Directive | Each entry below must be repeated exactly, with pictures left out.
»»
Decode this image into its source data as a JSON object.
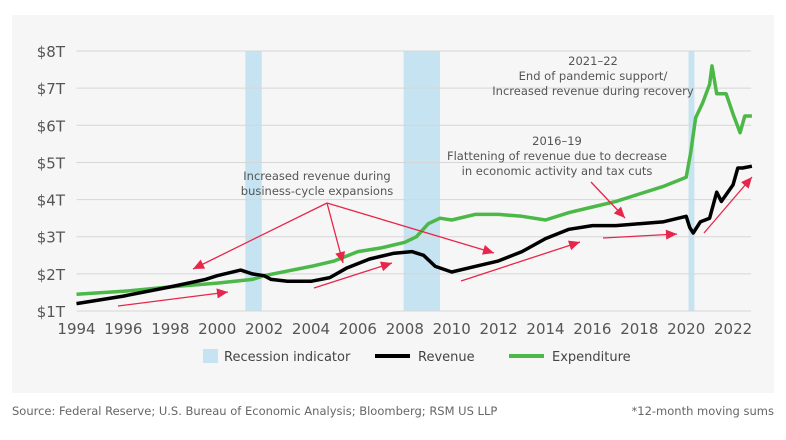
{
  "chart_data": {
    "type": "line",
    "title": "",
    "xlabel": "",
    "ylabel": "",
    "xlim": [
      1994,
      2022.8
    ],
    "ylim": [
      1,
      8
    ],
    "grid": true,
    "legend_position": "bottom",
    "x_ticks": [
      "1994",
      "1996",
      "1998",
      "2000",
      "2002",
      "2004",
      "2006",
      "2008",
      "2010",
      "2012",
      "2014",
      "2016",
      "2018",
      "2020",
      "2022"
    ],
    "y_ticks": [
      "$1T",
      "$2T",
      "$3T",
      "$4T",
      "$5T",
      "$6T",
      "$7T",
      "$8T"
    ],
    "recessions": [
      {
        "start": 2001.2,
        "end": 2001.9
      },
      {
        "start": 2007.95,
        "end": 2009.5
      },
      {
        "start": 2020.1,
        "end": 2020.35
      }
    ],
    "series": [
      {
        "name": "Revenue",
        "color": "#000000",
        "x": [
          1994,
          1996,
          1998,
          1999.5,
          2000,
          2001,
          2001.5,
          2002,
          2002.3,
          2003,
          2004,
          2004.8,
          2005.5,
          2006.5,
          2007.5,
          2008.3,
          2008.8,
          2009.3,
          2010,
          2011,
          2012,
          2013,
          2014,
          2015,
          2016,
          2017,
          2018,
          2019,
          2020,
          2020.15,
          2020.3,
          2020.6,
          2021,
          2021.3,
          2021.5,
          2022,
          2022.2,
          2022.4,
          2022.8
        ],
        "y": [
          1.2,
          1.4,
          1.65,
          1.85,
          1.95,
          2.1,
          2.0,
          1.95,
          1.85,
          1.8,
          1.8,
          1.9,
          2.15,
          2.4,
          2.55,
          2.6,
          2.5,
          2.2,
          2.05,
          2.2,
          2.35,
          2.6,
          2.95,
          3.2,
          3.3,
          3.3,
          3.35,
          3.4,
          3.55,
          3.25,
          3.1,
          3.4,
          3.5,
          4.2,
          3.95,
          4.4,
          4.85,
          4.85,
          4.9
        ]
      },
      {
        "name": "Expenditure",
        "color": "#4cb848",
        "x": [
          1994,
          1996,
          1998,
          2000,
          2001.5,
          2002,
          2004,
          2005,
          2006,
          2007,
          2008,
          2008.5,
          2009,
          2009.5,
          2010,
          2011,
          2012,
          2013,
          2014,
          2015,
          2016,
          2017,
          2018,
          2019,
          2020,
          2020.2,
          2020.4,
          2020.7,
          2021,
          2021.1,
          2021.3,
          2021.7,
          2022,
          2022.3,
          2022.5,
          2022.8
        ],
        "y": [
          1.45,
          1.53,
          1.65,
          1.75,
          1.85,
          1.95,
          2.2,
          2.35,
          2.6,
          2.7,
          2.85,
          3.0,
          3.35,
          3.5,
          3.45,
          3.6,
          3.6,
          3.55,
          3.45,
          3.65,
          3.8,
          3.95,
          4.15,
          4.35,
          4.6,
          5.3,
          6.2,
          6.6,
          7.1,
          7.6,
          6.85,
          6.85,
          6.3,
          5.8,
          6.25,
          6.25
        ]
      }
    ],
    "annotations": {
      "expansions": [
        "Increased revenue during",
        "business-cycle expansions"
      ],
      "flattening": [
        "2016–19",
        "Flattening of revenue due to decrease",
        "in economic activity and tax cuts"
      ],
      "recovery": [
        "2021–22",
        "End of pandemic support/",
        "Increased revenue during recovery"
      ]
    },
    "legend": {
      "recession": "Recession indicator",
      "revenue": "Revenue",
      "expenditure": "Expenditure"
    },
    "colors": {
      "recession": "#c5e3f1",
      "arrow": "#e8254a",
      "grid": "#d6d6d6"
    }
  },
  "footer": {
    "source": "Source: Federal Reserve; U.S. Bureau of Economic Analysis; Bloomberg; RSM US LLP",
    "note": "*12-month moving sums"
  }
}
««
Response |
Decode this image into its source data as a JSON object.
{
  "chart_data": {
    "type": "line",
    "title": "",
    "xlabel": "",
    "ylabel": "",
    "xlim": [
      1994,
      2022.8
    ],
    "ylim": [
      1,
      8
    ],
    "grid": true,
    "legend_position": "bottom",
    "x_ticks": [
      "1994",
      "1996",
      "1998",
      "2000",
      "2002",
      "2004",
      "2006",
      "2008",
      "2010",
      "2012",
      "2014",
      "2016",
      "2018",
      "2020",
      "2022"
    ],
    "y_ticks": [
      "$1T",
      "$2T",
      "$3T",
      "$4T",
      "$5T",
      "$6T",
      "$7T",
      "$8T"
    ],
    "recessions": [
      {
        "start": 2001.2,
        "end": 2001.9
      },
      {
        "start": 2007.95,
        "end": 2009.5
      },
      {
        "start": 2020.1,
        "end": 2020.35
      }
    ],
    "series": [
      {
        "name": "Revenue",
        "color": "#000000",
        "x": [
          1994,
          1996,
          1998,
          1999.5,
          2000,
          2001,
          2001.5,
          2002,
          2002.3,
          2003,
          2004,
          2004.8,
          2005.5,
          2006.5,
          2007.5,
          2008.3,
          2008.8,
          2009.3,
          2010,
          2011,
          2012,
          2013,
          2014,
          2015,
          2016,
          2017,
          2018,
          2019,
          2020,
          2020.15,
          2020.3,
          2020.6,
          2021,
          2021.3,
          2021.5,
          2022,
          2022.2,
          2022.4,
          2022.8
        ],
        "y": [
          1.2,
          1.4,
          1.65,
          1.85,
          1.95,
          2.1,
          2.0,
          1.95,
          1.85,
          1.8,
          1.8,
          1.9,
          2.15,
          2.4,
          2.55,
          2.6,
          2.5,
          2.2,
          2.05,
          2.2,
          2.35,
          2.6,
          2.95,
          3.2,
          3.3,
          3.3,
          3.35,
          3.4,
          3.55,
          3.25,
          3.1,
          3.4,
          3.5,
          4.2,
          3.95,
          4.4,
          4.85,
          4.85,
          4.9
        ]
      },
      {
        "name": "Expenditure",
        "color": "#4cb848",
        "x": [
          1994,
          1996,
          1998,
          2000,
          2001.5,
          2002,
          2004,
          2005,
          2006,
          2007,
          2008,
          2008.5,
          2009,
          2009.5,
          2010,
          2011,
          2012,
          2013,
          2014,
          2015,
          2016,
          2017,
          2018,
          2019,
          2020,
          2020.2,
          2020.4,
          2020.7,
          2021,
          2021.1,
          2021.3,
          2021.7,
          2022,
          2022.3,
          2022.5,
          2022.8
        ],
        "y": [
          1.45,
          1.53,
          1.65,
          1.75,
          1.85,
          1.95,
          2.2,
          2.35,
          2.6,
          2.7,
          2.85,
          3.0,
          3.35,
          3.5,
          3.45,
          3.6,
          3.6,
          3.55,
          3.45,
          3.65,
          3.8,
          3.95,
          4.15,
          4.35,
          4.6,
          5.3,
          6.2,
          6.6,
          7.1,
          7.6,
          6.85,
          6.85,
          6.3,
          5.8,
          6.25,
          6.25
        ]
      }
    ],
    "annotations": {
      "expansions": [
        "Increased revenue during",
        "business-cycle expansions"
      ],
      "flattening": [
        "2016–19",
        "Flattening of revenue due to decrease",
        "in economic activity and tax cuts"
      ],
      "recovery": [
        "2021–22",
        "End of pandemic support/",
        "Increased revenue during recovery"
      ]
    },
    "legend": {
      "recession": "Recession indicator",
      "revenue": "Revenue",
      "expenditure": "Expenditure"
    },
    "colors": {
      "recession": "#c5e3f1",
      "arrow": "#e8254a",
      "grid": "#d6d6d6"
    }
  },
  "footer": {
    "source": "Source: Federal Reserve; U.S. Bureau of Economic Analysis; Bloomberg; RSM US LLP",
    "note": "*12-month moving sums"
  }
}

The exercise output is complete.